> _Provided records_
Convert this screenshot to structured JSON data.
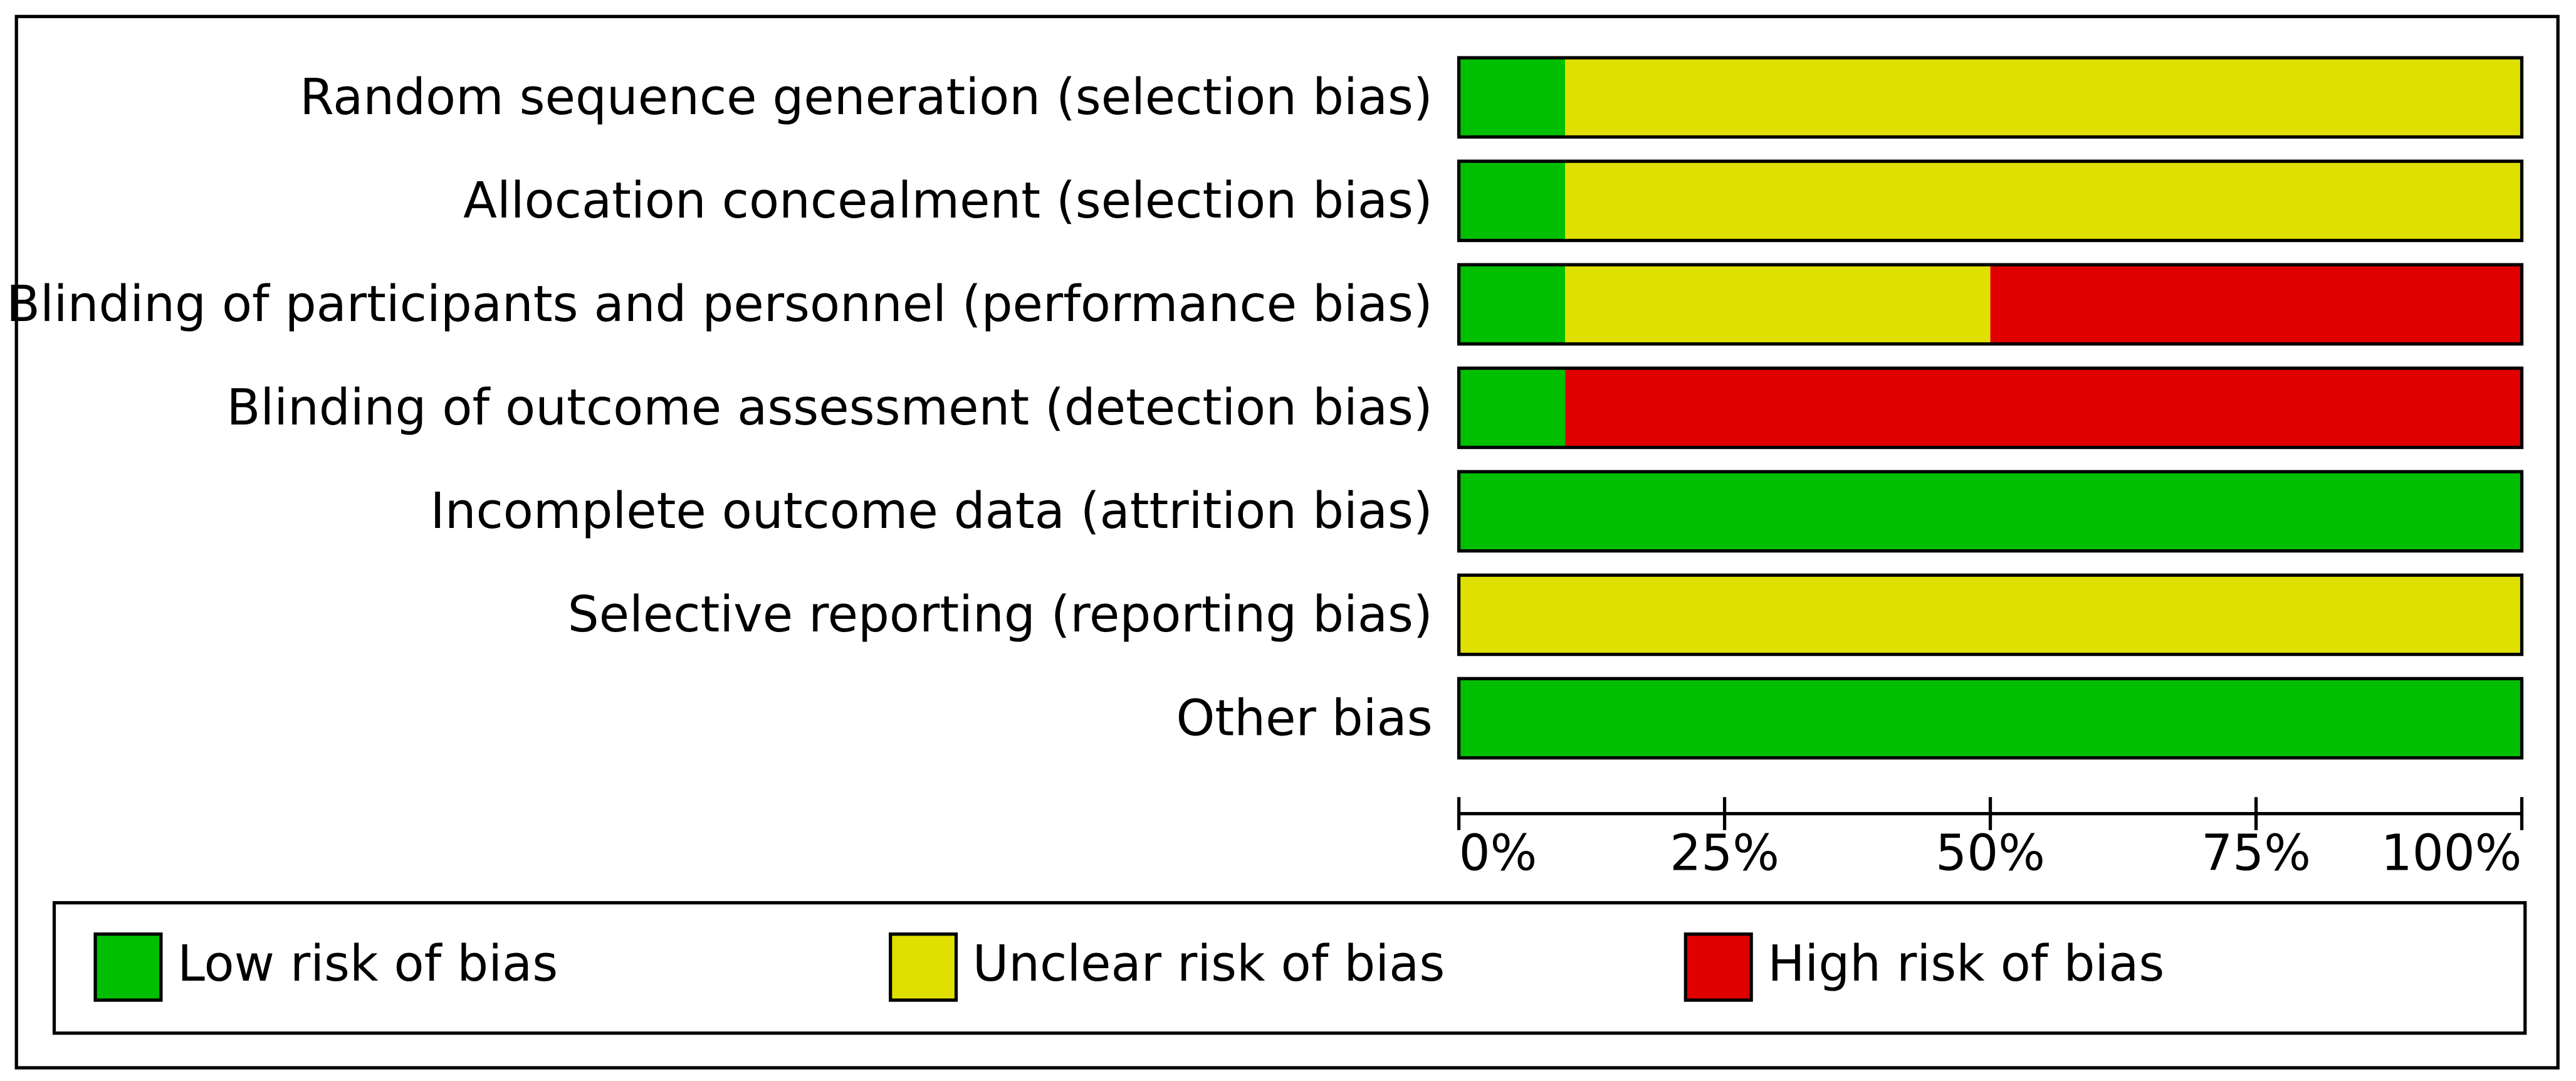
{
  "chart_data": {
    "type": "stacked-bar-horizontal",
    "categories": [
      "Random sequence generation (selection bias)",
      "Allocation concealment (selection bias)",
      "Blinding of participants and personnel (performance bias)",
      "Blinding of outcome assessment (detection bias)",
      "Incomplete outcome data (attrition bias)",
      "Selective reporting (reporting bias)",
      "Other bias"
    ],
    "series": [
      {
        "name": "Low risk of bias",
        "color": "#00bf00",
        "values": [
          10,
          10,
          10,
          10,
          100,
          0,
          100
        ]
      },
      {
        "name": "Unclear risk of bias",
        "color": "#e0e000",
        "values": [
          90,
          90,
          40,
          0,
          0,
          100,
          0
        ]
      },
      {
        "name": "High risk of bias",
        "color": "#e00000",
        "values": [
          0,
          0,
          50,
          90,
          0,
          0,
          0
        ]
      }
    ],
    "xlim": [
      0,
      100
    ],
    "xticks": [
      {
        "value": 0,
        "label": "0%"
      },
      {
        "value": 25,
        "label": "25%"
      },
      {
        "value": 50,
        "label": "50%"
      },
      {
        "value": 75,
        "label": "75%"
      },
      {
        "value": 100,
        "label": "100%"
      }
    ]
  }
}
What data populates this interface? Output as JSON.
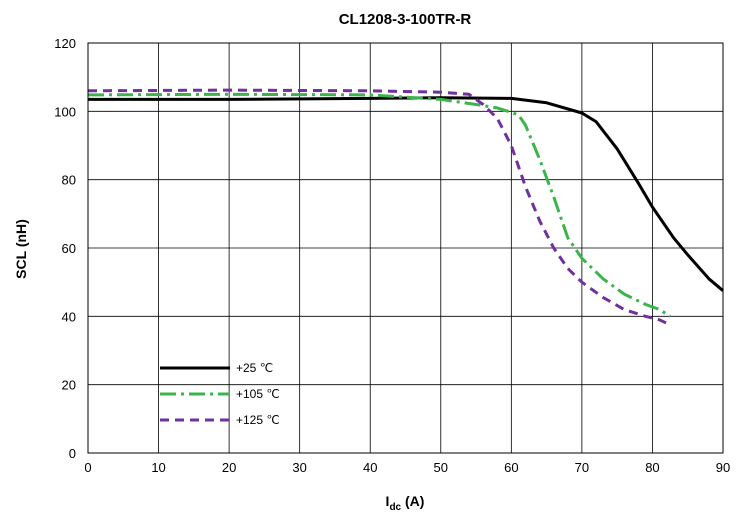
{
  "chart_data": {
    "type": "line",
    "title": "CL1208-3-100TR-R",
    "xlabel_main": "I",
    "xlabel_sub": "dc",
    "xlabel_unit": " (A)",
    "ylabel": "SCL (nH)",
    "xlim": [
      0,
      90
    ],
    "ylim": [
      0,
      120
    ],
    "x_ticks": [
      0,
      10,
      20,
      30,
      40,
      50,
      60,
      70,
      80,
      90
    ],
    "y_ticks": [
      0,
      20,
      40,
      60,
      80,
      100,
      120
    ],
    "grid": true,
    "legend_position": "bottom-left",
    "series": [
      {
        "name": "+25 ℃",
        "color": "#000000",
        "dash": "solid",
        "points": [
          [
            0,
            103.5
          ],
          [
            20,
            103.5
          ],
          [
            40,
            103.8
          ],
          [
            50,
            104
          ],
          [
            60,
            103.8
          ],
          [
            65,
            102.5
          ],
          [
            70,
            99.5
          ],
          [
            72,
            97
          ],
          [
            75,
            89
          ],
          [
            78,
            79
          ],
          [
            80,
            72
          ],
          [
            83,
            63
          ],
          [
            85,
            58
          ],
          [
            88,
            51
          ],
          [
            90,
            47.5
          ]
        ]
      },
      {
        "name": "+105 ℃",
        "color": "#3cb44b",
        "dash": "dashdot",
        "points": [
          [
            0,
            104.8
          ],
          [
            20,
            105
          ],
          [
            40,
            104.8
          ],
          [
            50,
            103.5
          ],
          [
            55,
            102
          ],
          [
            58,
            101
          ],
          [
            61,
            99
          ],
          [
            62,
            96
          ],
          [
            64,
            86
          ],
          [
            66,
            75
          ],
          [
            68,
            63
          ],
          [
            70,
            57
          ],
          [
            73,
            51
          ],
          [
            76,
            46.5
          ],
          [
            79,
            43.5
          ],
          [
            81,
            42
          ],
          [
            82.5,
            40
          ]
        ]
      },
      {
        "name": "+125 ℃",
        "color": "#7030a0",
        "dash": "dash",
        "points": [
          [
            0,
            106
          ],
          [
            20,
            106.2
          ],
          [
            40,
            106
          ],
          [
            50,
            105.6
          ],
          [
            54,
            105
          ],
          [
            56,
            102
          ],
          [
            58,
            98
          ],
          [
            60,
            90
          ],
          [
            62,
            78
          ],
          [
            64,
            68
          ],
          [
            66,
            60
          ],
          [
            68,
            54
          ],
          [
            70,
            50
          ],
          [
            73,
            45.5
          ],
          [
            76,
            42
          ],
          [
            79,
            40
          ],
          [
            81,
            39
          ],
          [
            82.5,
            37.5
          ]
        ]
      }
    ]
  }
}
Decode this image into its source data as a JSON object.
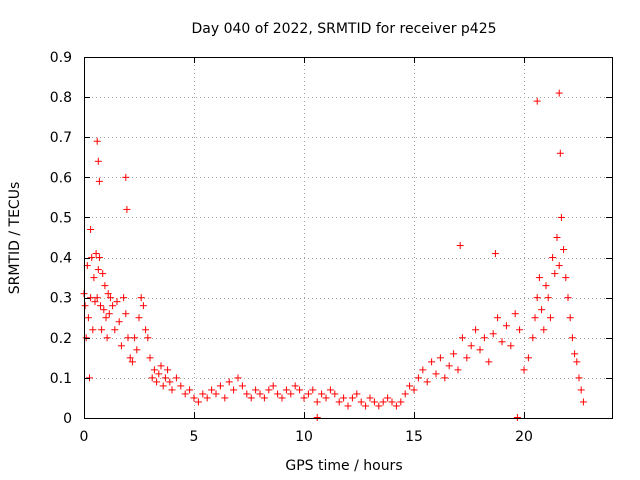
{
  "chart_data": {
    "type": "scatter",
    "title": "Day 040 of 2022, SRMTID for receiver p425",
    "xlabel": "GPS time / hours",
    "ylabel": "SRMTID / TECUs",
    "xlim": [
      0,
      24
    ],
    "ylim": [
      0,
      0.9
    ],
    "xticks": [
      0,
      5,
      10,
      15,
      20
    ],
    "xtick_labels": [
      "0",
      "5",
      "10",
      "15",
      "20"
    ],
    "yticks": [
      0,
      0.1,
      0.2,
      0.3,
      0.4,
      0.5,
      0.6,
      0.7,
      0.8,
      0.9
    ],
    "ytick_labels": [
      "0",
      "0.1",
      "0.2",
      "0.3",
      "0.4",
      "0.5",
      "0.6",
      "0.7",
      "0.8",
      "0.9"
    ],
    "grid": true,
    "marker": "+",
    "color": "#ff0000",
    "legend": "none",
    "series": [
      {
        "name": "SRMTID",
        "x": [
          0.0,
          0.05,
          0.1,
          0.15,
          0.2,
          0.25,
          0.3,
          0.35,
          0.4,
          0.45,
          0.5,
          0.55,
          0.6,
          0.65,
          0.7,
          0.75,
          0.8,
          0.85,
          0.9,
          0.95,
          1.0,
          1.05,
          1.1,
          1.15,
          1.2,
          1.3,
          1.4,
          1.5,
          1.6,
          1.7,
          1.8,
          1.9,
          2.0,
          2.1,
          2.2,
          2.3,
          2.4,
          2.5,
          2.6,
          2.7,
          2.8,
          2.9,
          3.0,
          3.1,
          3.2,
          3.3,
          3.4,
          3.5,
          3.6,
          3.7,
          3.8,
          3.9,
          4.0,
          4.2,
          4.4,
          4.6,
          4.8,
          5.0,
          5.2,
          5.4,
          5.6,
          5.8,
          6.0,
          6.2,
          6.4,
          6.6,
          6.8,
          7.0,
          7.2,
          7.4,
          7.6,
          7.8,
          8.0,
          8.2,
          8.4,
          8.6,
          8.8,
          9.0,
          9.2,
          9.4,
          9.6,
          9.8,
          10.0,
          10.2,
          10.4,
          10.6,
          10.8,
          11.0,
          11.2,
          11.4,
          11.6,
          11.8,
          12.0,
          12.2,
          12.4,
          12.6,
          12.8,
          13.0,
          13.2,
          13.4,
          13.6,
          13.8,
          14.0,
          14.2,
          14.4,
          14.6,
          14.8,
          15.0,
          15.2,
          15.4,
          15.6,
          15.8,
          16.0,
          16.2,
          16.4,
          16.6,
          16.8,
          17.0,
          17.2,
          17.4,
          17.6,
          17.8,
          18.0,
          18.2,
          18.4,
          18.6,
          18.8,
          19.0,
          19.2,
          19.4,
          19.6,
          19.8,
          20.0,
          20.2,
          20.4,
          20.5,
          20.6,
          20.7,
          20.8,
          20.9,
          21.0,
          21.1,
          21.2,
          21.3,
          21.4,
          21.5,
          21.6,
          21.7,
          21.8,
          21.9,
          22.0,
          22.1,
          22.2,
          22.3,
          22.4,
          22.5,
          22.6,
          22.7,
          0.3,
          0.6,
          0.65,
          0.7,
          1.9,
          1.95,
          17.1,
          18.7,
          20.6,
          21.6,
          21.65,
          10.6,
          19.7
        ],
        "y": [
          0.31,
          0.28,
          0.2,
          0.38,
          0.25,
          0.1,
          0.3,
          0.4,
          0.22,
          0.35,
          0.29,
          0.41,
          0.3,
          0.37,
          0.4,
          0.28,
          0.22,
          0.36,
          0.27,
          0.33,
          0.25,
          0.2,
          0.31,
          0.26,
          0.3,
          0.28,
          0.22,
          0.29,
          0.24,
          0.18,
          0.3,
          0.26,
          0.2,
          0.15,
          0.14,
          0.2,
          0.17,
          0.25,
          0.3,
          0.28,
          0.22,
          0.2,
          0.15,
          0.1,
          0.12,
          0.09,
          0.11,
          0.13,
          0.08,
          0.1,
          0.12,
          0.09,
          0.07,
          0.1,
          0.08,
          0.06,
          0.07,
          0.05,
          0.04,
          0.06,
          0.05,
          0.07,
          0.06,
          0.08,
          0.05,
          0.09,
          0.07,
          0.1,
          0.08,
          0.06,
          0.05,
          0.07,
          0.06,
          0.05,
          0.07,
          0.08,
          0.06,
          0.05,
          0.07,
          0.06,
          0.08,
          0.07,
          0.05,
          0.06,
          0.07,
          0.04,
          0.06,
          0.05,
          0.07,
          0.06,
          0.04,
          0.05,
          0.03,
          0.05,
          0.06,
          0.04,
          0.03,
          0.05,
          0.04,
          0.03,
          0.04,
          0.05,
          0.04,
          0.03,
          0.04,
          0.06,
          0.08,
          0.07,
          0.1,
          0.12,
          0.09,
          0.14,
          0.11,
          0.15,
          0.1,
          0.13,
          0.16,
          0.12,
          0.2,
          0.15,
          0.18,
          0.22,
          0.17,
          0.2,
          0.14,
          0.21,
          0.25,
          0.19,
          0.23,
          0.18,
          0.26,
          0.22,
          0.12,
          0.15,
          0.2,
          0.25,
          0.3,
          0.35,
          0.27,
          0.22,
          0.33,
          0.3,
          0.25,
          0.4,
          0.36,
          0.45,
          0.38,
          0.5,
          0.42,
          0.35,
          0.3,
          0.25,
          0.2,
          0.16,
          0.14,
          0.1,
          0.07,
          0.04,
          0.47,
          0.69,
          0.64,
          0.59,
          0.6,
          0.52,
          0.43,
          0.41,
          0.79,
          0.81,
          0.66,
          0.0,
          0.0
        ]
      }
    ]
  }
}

> _Exercise requirements_
Search the data for "JSON" and list every line in which it occurs.

> _Exercise result_
Convert this screenshot to structured JSON data.
What data populates this interface? Output as JSON.
Decode this image into its source data as a JSON object.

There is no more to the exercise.